_Task goal:_ Retype the data below without altering anything.

_Stored records:_
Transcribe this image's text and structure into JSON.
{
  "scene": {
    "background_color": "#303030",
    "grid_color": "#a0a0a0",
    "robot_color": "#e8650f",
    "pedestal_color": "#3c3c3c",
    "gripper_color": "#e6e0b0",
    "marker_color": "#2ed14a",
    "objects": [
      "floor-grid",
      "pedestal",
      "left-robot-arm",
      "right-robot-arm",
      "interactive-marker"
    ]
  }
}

_Exercise solution:_
Transcribe this image's text and structure into JSON.
{
  "scene": {
    "background_color": "#303030",
    "grid_color": "#a0a0a0",
    "robot_color": "#e8650f",
    "pedestal_color": "#3c3c3c",
    "gripper_color": "#e6e0b0",
    "marker_color": "#2ed14a",
    "objects": [
      "floor-grid",
      "pedestal",
      "left-robot-arm",
      "right-robot-arm",
      "interactive-marker"
    ]
  }
}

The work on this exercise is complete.